[EXERCISE INPUTS start]

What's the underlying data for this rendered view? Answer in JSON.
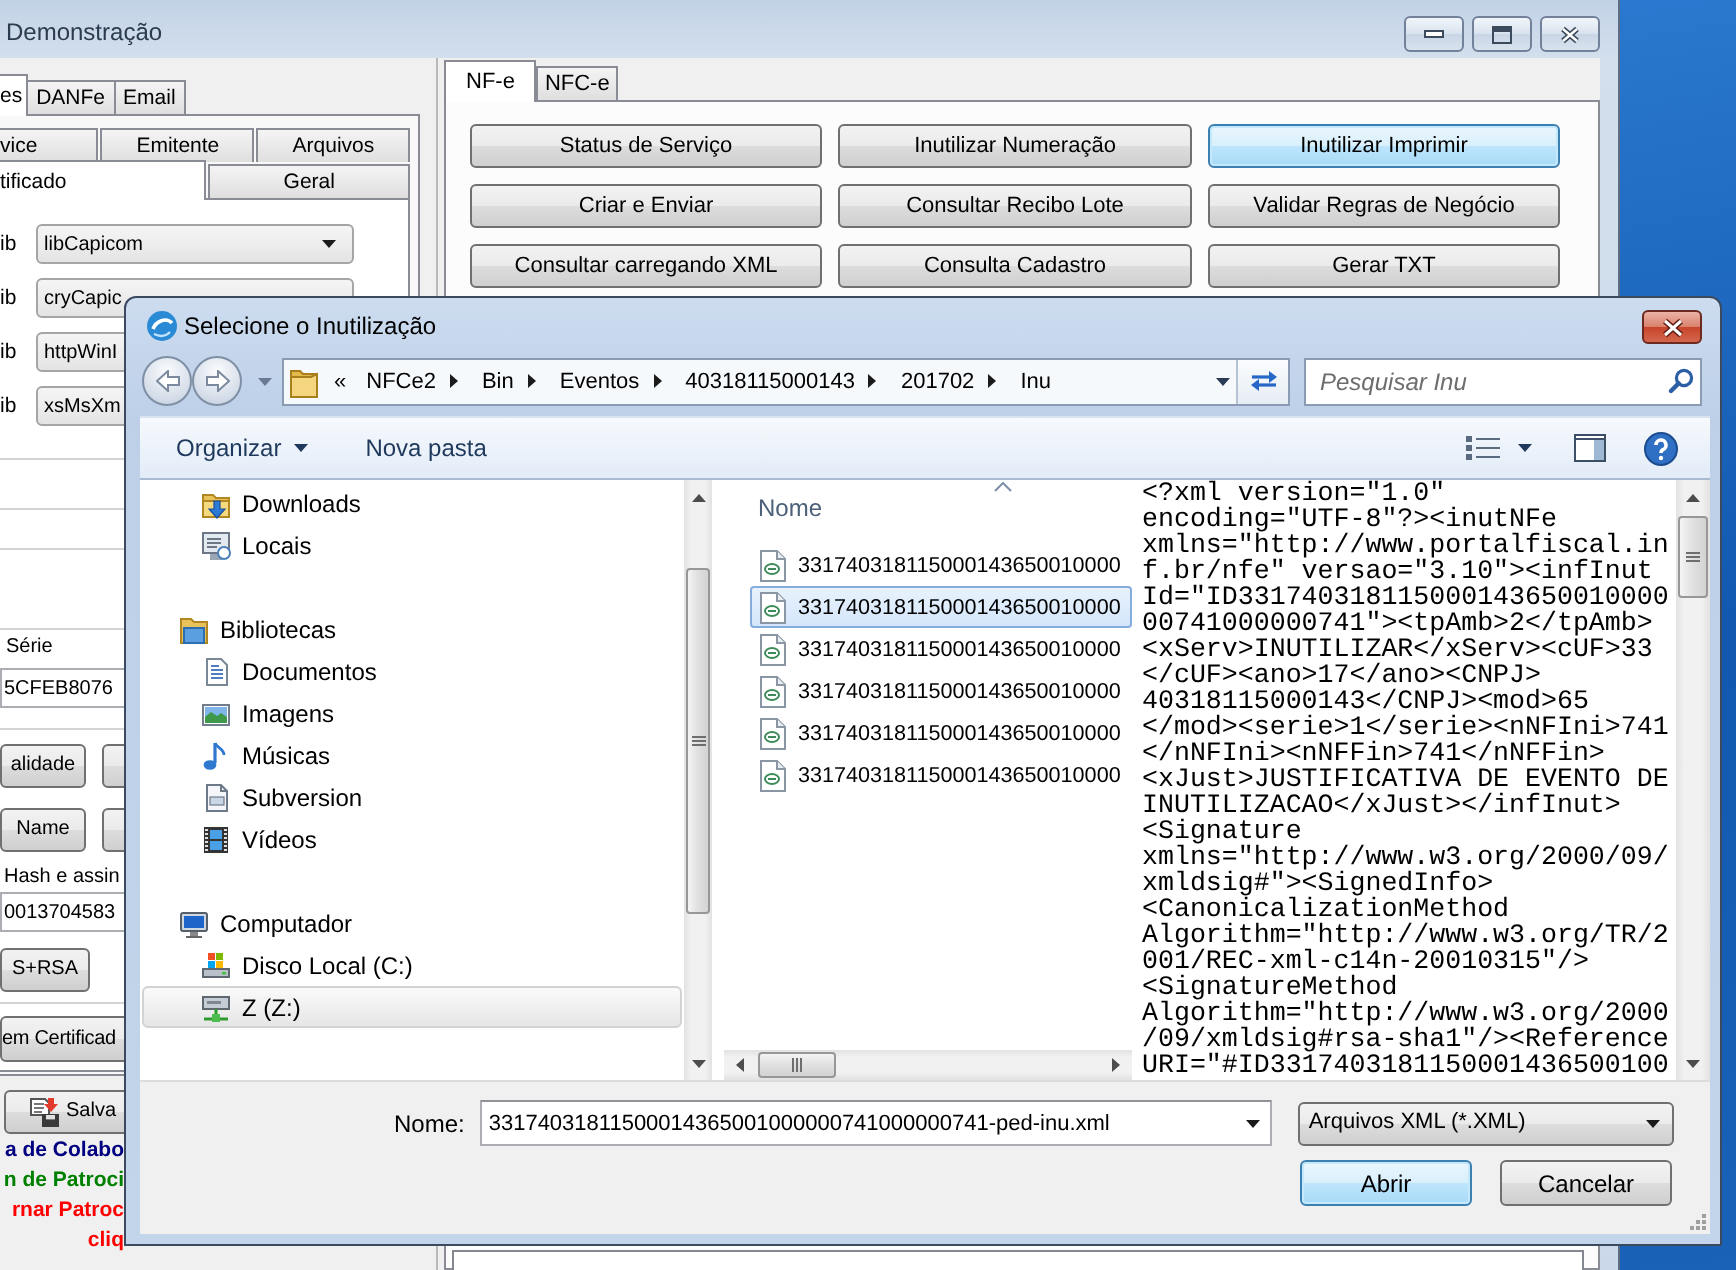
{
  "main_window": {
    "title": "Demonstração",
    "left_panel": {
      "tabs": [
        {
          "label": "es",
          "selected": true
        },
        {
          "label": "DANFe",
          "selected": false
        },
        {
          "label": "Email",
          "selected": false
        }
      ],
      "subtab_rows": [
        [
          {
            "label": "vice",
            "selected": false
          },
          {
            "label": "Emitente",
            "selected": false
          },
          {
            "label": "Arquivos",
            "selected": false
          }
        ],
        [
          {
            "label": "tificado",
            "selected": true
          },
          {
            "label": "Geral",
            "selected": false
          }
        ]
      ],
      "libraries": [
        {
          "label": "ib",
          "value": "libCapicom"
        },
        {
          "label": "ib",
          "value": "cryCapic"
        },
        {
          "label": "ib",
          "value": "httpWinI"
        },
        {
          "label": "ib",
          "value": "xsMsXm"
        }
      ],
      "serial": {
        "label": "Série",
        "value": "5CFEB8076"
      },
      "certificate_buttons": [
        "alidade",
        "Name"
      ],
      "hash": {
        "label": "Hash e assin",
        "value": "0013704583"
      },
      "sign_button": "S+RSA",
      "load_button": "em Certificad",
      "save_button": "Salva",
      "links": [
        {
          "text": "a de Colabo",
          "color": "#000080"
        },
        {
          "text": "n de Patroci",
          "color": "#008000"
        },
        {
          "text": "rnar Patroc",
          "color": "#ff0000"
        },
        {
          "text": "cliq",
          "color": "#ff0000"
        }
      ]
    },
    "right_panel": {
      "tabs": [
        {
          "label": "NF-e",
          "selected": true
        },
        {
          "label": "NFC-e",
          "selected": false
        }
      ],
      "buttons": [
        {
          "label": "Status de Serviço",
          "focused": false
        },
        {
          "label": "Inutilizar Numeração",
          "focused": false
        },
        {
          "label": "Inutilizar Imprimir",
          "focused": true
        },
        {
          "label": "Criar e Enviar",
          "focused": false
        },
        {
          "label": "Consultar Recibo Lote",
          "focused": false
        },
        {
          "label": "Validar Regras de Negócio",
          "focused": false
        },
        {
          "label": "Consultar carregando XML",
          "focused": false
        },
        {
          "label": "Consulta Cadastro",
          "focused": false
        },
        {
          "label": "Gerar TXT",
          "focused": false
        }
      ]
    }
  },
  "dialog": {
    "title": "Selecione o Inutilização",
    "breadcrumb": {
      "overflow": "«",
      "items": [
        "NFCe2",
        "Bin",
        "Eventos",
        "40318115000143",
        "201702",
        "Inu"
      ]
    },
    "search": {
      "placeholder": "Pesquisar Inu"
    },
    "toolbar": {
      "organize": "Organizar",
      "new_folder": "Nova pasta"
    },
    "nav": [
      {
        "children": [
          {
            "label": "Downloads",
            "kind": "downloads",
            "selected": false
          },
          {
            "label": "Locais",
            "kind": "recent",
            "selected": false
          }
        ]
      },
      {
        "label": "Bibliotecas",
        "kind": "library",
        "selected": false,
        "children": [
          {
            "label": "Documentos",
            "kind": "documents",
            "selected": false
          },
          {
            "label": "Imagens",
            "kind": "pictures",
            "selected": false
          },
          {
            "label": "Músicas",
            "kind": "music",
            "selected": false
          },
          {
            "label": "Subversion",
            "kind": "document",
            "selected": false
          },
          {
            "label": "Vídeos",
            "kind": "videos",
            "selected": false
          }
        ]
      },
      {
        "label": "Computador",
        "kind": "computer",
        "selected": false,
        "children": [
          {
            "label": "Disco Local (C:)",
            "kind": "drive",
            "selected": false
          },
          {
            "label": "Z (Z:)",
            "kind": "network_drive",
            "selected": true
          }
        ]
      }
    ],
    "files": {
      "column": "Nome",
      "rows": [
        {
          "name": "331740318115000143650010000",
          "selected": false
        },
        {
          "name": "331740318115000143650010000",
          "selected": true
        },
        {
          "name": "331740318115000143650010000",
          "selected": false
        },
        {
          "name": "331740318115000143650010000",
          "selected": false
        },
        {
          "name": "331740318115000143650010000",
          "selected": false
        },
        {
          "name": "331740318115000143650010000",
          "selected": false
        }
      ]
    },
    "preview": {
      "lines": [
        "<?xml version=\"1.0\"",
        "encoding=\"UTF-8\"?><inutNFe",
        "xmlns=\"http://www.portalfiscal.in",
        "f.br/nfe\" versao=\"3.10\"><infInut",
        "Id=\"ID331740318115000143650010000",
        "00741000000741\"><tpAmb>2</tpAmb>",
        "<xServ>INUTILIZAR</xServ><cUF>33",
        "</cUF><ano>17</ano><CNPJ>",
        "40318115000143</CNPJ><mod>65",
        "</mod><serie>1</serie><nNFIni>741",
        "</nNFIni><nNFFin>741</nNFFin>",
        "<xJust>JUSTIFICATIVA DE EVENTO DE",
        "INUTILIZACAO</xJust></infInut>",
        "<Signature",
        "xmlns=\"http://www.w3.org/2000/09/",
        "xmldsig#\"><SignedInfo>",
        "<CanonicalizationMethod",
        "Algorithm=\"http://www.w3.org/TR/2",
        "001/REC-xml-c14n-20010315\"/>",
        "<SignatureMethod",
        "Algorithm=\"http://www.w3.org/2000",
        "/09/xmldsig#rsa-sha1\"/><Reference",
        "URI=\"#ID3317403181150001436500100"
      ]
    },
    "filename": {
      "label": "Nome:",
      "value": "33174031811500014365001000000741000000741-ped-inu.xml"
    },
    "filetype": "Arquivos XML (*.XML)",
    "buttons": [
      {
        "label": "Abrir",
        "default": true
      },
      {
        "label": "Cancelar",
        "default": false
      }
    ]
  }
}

[EXERCISE INPUTS end]

Write out all the records again, exactly, minus any pictures.

▶ SOLVED EXERCISE
What's the underlying data for this rendered view? Answer in JSON.
{
  "main_window": {
    "title": "Demonstração",
    "left_panel": {
      "tabs": [
        {
          "label": "es",
          "selected": true
        },
        {
          "label": "DANFe",
          "selected": false
        },
        {
          "label": "Email",
          "selected": false
        }
      ],
      "subtab_rows": [
        [
          {
            "label": "vice",
            "selected": false
          },
          {
            "label": "Emitente",
            "selected": false
          },
          {
            "label": "Arquivos",
            "selected": false
          }
        ],
        [
          {
            "label": "tificado",
            "selected": true
          },
          {
            "label": "Geral",
            "selected": false
          }
        ]
      ],
      "libraries": [
        {
          "label": "ib",
          "value": "libCapicom"
        },
        {
          "label": "ib",
          "value": "cryCapic"
        },
        {
          "label": "ib",
          "value": "httpWinI"
        },
        {
          "label": "ib",
          "value": "xsMsXm"
        }
      ],
      "serial": {
        "label": "Série",
        "value": "5CFEB8076"
      },
      "certificate_buttons": [
        "alidade",
        "Name"
      ],
      "hash": {
        "label": "Hash e assin",
        "value": "0013704583"
      },
      "sign_button": "S+RSA",
      "load_button": "em Certificad",
      "save_button": "Salva",
      "links": [
        {
          "text": "a de Colabo",
          "color": "#000080"
        },
        {
          "text": "n de Patroci",
          "color": "#008000"
        },
        {
          "text": "rnar Patroc",
          "color": "#ff0000"
        },
        {
          "text": "cliq",
          "color": "#ff0000"
        }
      ]
    },
    "right_panel": {
      "tabs": [
        {
          "label": "NF-e",
          "selected": true
        },
        {
          "label": "NFC-e",
          "selected": false
        }
      ],
      "buttons": [
        {
          "label": "Status de Serviço",
          "focused": false
        },
        {
          "label": "Inutilizar Numeração",
          "focused": false
        },
        {
          "label": "Inutilizar Imprimir",
          "focused": true
        },
        {
          "label": "Criar e Enviar",
          "focused": false
        },
        {
          "label": "Consultar Recibo Lote",
          "focused": false
        },
        {
          "label": "Validar Regras de Negócio",
          "focused": false
        },
        {
          "label": "Consultar carregando XML",
          "focused": false
        },
        {
          "label": "Consulta Cadastro",
          "focused": false
        },
        {
          "label": "Gerar TXT",
          "focused": false
        }
      ]
    }
  },
  "dialog": {
    "title": "Selecione o Inutilização",
    "breadcrumb": {
      "overflow": "«",
      "items": [
        "NFCe2",
        "Bin",
        "Eventos",
        "40318115000143",
        "201702",
        "Inu"
      ]
    },
    "search": {
      "placeholder": "Pesquisar Inu"
    },
    "toolbar": {
      "organize": "Organizar",
      "new_folder": "Nova pasta"
    },
    "nav": [
      {
        "children": [
          {
            "label": "Downloads",
            "kind": "downloads",
            "selected": false
          },
          {
            "label": "Locais",
            "kind": "recent",
            "selected": false
          }
        ]
      },
      {
        "label": "Bibliotecas",
        "kind": "library",
        "selected": false,
        "children": [
          {
            "label": "Documentos",
            "kind": "documents",
            "selected": false
          },
          {
            "label": "Imagens",
            "kind": "pictures",
            "selected": false
          },
          {
            "label": "Músicas",
            "kind": "music",
            "selected": false
          },
          {
            "label": "Subversion",
            "kind": "document",
            "selected": false
          },
          {
            "label": "Vídeos",
            "kind": "videos",
            "selected": false
          }
        ]
      },
      {
        "label": "Computador",
        "kind": "computer",
        "selected": false,
        "children": [
          {
            "label": "Disco Local (C:)",
            "kind": "drive",
            "selected": false
          },
          {
            "label": "Z (Z:)",
            "kind": "network_drive",
            "selected": true
          }
        ]
      }
    ],
    "files": {
      "column": "Nome",
      "rows": [
        {
          "name": "331740318115000143650010000",
          "selected": false
        },
        {
          "name": "331740318115000143650010000",
          "selected": true
        },
        {
          "name": "331740318115000143650010000",
          "selected": false
        },
        {
          "name": "331740318115000143650010000",
          "selected": false
        },
        {
          "name": "331740318115000143650010000",
          "selected": false
        },
        {
          "name": "331740318115000143650010000",
          "selected": false
        }
      ]
    },
    "preview": {
      "lines": [
        "<?xml version=\"1.0\"",
        "encoding=\"UTF-8\"?><inutNFe",
        "xmlns=\"http://www.portalfiscal.in",
        "f.br/nfe\" versao=\"3.10\"><infInut",
        "Id=\"ID331740318115000143650010000",
        "00741000000741\"><tpAmb>2</tpAmb>",
        "<xServ>INUTILIZAR</xServ><cUF>33",
        "</cUF><ano>17</ano><CNPJ>",
        "40318115000143</CNPJ><mod>65",
        "</mod><serie>1</serie><nNFIni>741",
        "</nNFIni><nNFFin>741</nNFFin>",
        "<xJust>JUSTIFICATIVA DE EVENTO DE",
        "INUTILIZACAO</xJust></infInut>",
        "<Signature",
        "xmlns=\"http://www.w3.org/2000/09/",
        "xmldsig#\"><SignedInfo>",
        "<CanonicalizationMethod",
        "Algorithm=\"http://www.w3.org/TR/2",
        "001/REC-xml-c14n-20010315\"/>",
        "<SignatureMethod",
        "Algorithm=\"http://www.w3.org/2000",
        "/09/xmldsig#rsa-sha1\"/><Reference",
        "URI=\"#ID3317403181150001436500100"
      ]
    },
    "filename": {
      "label": "Nome:",
      "value": "33174031811500014365001000000741000000741-ped-inu.xml"
    },
    "filetype": "Arquivos XML (*.XML)",
    "buttons": [
      {
        "label": "Abrir",
        "default": true
      },
      {
        "label": "Cancelar",
        "default": false
      }
    ]
  }
}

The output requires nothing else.